Extracted data -
##############################
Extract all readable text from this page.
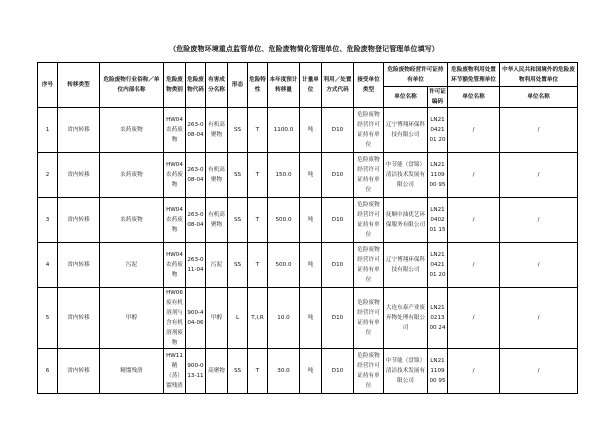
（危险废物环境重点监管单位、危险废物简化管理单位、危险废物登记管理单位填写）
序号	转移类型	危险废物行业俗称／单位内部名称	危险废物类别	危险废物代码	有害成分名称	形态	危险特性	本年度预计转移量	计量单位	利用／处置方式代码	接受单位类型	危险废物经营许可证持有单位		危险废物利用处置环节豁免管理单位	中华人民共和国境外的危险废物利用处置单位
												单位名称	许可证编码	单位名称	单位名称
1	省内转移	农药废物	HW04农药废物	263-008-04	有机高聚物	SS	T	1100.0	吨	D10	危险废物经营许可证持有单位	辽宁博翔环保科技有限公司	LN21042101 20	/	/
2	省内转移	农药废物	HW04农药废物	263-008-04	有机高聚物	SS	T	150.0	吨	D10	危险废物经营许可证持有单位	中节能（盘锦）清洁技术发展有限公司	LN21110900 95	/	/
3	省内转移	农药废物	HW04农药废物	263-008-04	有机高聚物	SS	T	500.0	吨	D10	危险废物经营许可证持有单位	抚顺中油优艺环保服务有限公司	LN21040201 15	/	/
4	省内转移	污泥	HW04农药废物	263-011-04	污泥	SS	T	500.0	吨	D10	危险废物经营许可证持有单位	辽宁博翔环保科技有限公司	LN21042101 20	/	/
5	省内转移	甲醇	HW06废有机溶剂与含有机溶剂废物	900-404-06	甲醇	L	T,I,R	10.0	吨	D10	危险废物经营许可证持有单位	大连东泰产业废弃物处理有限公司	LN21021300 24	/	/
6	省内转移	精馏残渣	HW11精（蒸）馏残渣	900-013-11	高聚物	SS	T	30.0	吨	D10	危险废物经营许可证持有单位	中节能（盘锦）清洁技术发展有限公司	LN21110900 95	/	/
##############################
Exercise -
Looking at the listing above, count the lines that contain "辽宁博翔环保科技有限公司" and give nothing but the number.

Final result -
2